* [課題の目的]
正月について書かれた文章から、「初日の出は見なかった。今日は」で始まり「まり祝わなくなってしまった。」まで続く部分を、一字も変えずに返すこと。

* [読解テキスト]
近代文学、現代文学、海外文学の感想を書くブログ

僕は「あけましておめでとう」と何を祝っているのか

あけましておめでとうございます。今年も宜しくお願い致します。 

 

初日の出は見なかった。今日は日の目すら見た気がしない。去年はわざわざ海に行って誰ともなく他愛もない歓声をあげたというのに。

 

実家で母の作った雑煮を食べた。小松菜をしょうゆとダシで煮て餅を入れ、かつお節をのせただけの関東風。シンプルなものだ。ここ数年、おせち料理は栗きんとん、数の子、紅白のかまぼこぐらいだった。皿にドンと乗った黄色い栗が愛らしかった。今年は餅しか無いらしい。正月をあまり祝わなくなってしまった。

 

昔、正月に祖母の家に帰ると、立派なおせちを食べた。五穀豊穣、健康長寿、子宝なんかの縁起物が重箱にギッシリと詰まっていた。そんなイメージだ。農家でも既婚でもない僕には健康長寿のエビくらいしか縁起がない。味が特別美味しい訳でもないおせち。有り難さはあまり感じられなかった。

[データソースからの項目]

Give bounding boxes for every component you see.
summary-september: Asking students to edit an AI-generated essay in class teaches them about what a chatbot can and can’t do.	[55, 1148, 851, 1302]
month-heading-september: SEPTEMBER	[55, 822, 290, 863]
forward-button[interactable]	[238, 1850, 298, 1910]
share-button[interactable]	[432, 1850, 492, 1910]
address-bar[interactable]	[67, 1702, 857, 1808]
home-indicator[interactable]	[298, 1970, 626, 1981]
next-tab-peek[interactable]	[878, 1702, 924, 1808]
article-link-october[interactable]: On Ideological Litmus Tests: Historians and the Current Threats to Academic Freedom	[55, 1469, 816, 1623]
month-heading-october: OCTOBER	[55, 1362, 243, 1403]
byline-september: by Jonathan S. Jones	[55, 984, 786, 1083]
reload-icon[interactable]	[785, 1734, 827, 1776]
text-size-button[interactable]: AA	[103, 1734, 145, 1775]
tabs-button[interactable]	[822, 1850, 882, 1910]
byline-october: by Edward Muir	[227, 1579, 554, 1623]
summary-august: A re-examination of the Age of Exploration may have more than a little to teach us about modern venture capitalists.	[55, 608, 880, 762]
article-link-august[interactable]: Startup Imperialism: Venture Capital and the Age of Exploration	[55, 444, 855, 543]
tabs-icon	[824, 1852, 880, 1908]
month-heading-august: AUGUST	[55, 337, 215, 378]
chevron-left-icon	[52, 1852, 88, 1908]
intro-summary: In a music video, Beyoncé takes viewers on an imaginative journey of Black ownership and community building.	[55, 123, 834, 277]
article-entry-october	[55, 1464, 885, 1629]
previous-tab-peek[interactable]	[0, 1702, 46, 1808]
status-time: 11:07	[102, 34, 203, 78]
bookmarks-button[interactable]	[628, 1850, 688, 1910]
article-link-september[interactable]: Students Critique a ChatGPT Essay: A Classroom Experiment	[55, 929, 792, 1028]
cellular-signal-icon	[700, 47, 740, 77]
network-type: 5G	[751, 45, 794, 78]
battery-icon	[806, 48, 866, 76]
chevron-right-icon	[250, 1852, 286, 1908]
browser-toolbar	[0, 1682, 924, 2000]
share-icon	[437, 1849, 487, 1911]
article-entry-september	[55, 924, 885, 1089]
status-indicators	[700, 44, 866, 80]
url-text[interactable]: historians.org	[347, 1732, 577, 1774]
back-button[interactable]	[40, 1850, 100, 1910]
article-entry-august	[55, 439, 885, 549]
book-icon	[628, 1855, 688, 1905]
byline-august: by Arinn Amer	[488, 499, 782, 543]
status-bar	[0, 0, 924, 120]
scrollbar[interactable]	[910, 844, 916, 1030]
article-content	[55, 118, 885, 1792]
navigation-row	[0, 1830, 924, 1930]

* [最終回答]
初日の出は見なかった。今日は日の目すら見た気がしない。去年はわざわざ海に行って誰ともなく他愛もない歓声をあげたというのに。

 

実家で母の作った雑煮を食べた。小松菜をしょうゆとダシで煮て餅を入れ、かつお節をのせただけの関東風。シンプルなものだ。ここ数年、おせち料理は栗きんとん、数の子、紅白のかまぼこぐらいだった。皿にドンと乗った黄色い栗が愛らしかった。今年は餅しか無いらしい。正月をあまり祝わなくなってしまった。